> **Exercise**:
Rewrite the data below, substituting "Brána firewall" for every "Firewall" and leaving everything else unchanged.

> **Task data**:

- - - -

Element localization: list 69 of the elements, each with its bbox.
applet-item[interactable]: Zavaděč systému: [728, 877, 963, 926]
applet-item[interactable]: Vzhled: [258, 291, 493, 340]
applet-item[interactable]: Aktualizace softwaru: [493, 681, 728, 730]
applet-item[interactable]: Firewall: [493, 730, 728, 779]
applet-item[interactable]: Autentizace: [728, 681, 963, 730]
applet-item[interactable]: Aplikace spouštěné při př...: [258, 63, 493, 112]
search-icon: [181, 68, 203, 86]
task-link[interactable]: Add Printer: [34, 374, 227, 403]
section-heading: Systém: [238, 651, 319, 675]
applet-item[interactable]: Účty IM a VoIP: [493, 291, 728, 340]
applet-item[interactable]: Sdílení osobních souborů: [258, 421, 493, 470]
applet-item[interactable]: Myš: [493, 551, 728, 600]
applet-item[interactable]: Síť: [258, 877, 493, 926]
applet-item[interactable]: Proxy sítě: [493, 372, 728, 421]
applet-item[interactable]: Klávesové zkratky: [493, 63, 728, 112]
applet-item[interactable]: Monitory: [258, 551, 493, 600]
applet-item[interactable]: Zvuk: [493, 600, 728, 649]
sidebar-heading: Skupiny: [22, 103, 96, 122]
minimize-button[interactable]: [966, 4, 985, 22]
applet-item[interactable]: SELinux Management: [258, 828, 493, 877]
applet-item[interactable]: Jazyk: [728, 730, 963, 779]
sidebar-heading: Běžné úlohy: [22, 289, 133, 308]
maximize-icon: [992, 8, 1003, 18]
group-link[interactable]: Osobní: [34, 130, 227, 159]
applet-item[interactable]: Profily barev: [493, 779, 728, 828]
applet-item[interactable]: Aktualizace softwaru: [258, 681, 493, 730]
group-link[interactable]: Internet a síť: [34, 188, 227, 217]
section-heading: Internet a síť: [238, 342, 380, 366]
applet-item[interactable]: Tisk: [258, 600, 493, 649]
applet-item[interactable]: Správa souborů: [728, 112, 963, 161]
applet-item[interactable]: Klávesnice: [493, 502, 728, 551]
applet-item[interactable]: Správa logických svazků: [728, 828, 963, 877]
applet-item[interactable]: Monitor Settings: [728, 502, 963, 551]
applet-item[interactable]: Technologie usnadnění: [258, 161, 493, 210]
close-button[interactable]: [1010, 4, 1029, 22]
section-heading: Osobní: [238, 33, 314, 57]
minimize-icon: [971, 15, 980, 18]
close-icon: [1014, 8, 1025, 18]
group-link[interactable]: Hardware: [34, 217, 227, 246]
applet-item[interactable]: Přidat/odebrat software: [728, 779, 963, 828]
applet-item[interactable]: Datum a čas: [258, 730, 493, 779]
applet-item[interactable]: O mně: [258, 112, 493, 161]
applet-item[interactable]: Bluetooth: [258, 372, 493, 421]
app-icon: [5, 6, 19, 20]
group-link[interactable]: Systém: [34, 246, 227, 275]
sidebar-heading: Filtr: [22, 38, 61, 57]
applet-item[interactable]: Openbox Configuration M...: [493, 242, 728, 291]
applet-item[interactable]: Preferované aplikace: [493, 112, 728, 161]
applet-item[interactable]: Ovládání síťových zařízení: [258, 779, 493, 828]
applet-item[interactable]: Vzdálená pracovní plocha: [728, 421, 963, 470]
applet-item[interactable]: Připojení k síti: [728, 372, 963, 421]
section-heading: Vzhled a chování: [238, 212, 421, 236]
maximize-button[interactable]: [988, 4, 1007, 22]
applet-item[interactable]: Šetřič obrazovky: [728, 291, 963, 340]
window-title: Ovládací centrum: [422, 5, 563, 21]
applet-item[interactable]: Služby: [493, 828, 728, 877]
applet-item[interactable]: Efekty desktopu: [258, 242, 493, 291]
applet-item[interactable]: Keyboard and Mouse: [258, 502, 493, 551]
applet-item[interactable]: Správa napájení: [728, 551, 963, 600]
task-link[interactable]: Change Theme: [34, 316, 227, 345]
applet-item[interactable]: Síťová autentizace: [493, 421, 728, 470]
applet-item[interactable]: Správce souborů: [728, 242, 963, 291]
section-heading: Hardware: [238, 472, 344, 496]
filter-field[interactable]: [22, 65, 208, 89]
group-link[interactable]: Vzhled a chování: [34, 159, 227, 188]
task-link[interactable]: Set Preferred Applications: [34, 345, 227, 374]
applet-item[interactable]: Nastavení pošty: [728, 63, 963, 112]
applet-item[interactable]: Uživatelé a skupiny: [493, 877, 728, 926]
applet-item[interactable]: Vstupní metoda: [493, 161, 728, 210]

- - - -

> **Answer to the problem**:
Element localization: list 69 of the elements, each with its bbox.
applet-item[interactable]: Zavaděč systému: [728, 877, 963, 926]
applet-item[interactable]: Vzhled: [258, 291, 493, 340]
applet-item[interactable]: Aktualizace softwaru: [493, 681, 728, 730]
applet-item[interactable]: Brána firewall: [493, 730, 728, 779]
applet-item[interactable]: Autentizace: [728, 681, 963, 730]
applet-item[interactable]: Aplikace spouštěné při př...: [258, 63, 493, 112]
search-icon: [181, 68, 203, 86]
task-link[interactable]: Add Printer: [34, 374, 227, 403]
section-heading: Systém: [238, 651, 319, 675]
applet-item[interactable]: Účty IM a VoIP: [493, 291, 728, 340]
applet-item[interactable]: Sdílení osobních souborů: [258, 421, 493, 470]
applet-item[interactable]: Myš: [493, 551, 728, 600]
applet-item[interactable]: Síť: [258, 877, 493, 926]
applet-item[interactable]: Proxy sítě: [493, 372, 728, 421]
applet-item[interactable]: Klávesové zkratky: [493, 63, 728, 112]
applet-item[interactable]: Monitory: [258, 551, 493, 600]
applet-item[interactable]: Zvuk: [493, 600, 728, 649]
sidebar-heading: Skupiny: [22, 103, 96, 122]
minimize-button[interactable]: [966, 4, 985, 22]
applet-item[interactable]: SELinux Management: [258, 828, 493, 877]
applet-item[interactable]: Jazyk: [728, 730, 963, 779]
sidebar-heading: Běžné úlohy: [22, 289, 133, 308]
maximize-icon: [992, 8, 1003, 18]
group-link[interactable]: Osobní: [34, 130, 227, 159]
applet-item[interactable]: Profily barev: [493, 779, 728, 828]
applet-item[interactable]: Aktualizace softwaru: [258, 681, 493, 730]
group-link[interactable]: Internet a síť: [34, 188, 227, 217]
section-heading: Internet a síť: [238, 342, 380, 366]
applet-item[interactable]: Tisk: [258, 600, 493, 649]
applet-item[interactable]: Správa souborů: [728, 112, 963, 161]
applet-item[interactable]: Klávesnice: [493, 502, 728, 551]
applet-item[interactable]: Správa logických svazků: [728, 828, 963, 877]
applet-item[interactable]: Monitor Settings: [728, 502, 963, 551]
applet-item[interactable]: Technologie usnadnění: [258, 161, 493, 210]
close-button[interactable]: [1010, 4, 1029, 22]
section-heading: Osobní: [238, 33, 314, 57]
minimize-icon: [971, 15, 980, 18]
close-icon: [1014, 8, 1025, 18]
group-link[interactable]: Hardware: [34, 217, 227, 246]
applet-item[interactable]: Přidat/odebrat software: [728, 779, 963, 828]
applet-item[interactable]: Datum a čas: [258, 730, 493, 779]
applet-item[interactable]: O mně: [258, 112, 493, 161]
applet-item[interactable]: Bluetooth: [258, 372, 493, 421]
app-icon: [5, 6, 19, 20]
group-link[interactable]: Systém: [34, 246, 227, 275]
sidebar-heading: Filtr: [22, 38, 61, 57]
applet-item[interactable]: Openbox Configuration M...: [493, 242, 728, 291]
applet-item[interactable]: Preferované aplikace: [493, 112, 728, 161]
applet-item[interactable]: Ovládání síťových zařízení: [258, 779, 493, 828]
applet-item[interactable]: Vzdálená pracovní plocha: [728, 421, 963, 470]
applet-item[interactable]: Připojení k síti: [728, 372, 963, 421]
section-heading: Vzhled a chování: [238, 212, 421, 236]
maximize-button[interactable]: [988, 4, 1007, 22]
applet-item[interactable]: Šetřič obrazovky: [728, 291, 963, 340]
window-title: Ovládací centrum: [422, 5, 563, 21]
applet-item[interactable]: Služby: [493, 828, 728, 877]
applet-item[interactable]: Efekty desktopu: [258, 242, 493, 291]
applet-item[interactable]: Keyboard and Mouse: [258, 502, 493, 551]
applet-item[interactable]: Správa napájení: [728, 551, 963, 600]
task-link[interactable]: Change Theme: [34, 316, 227, 345]
applet-item[interactable]: Síťová autentizace: [493, 421, 728, 470]
applet-item[interactable]: Správce souborů: [728, 242, 963, 291]
section-heading: Hardware: [238, 472, 344, 496]
filter-field[interactable]: [22, 65, 208, 89]
group-link[interactable]: Vzhled a chování: [34, 159, 227, 188]
task-link[interactable]: Set Preferred Applications: [34, 345, 227, 374]
applet-item[interactable]: Nastavení pošty: [728, 63, 963, 112]
applet-item[interactable]: Uživatelé a skupiny: [493, 877, 728, 926]
applet-item[interactable]: Vstupní metoda: [493, 161, 728, 210]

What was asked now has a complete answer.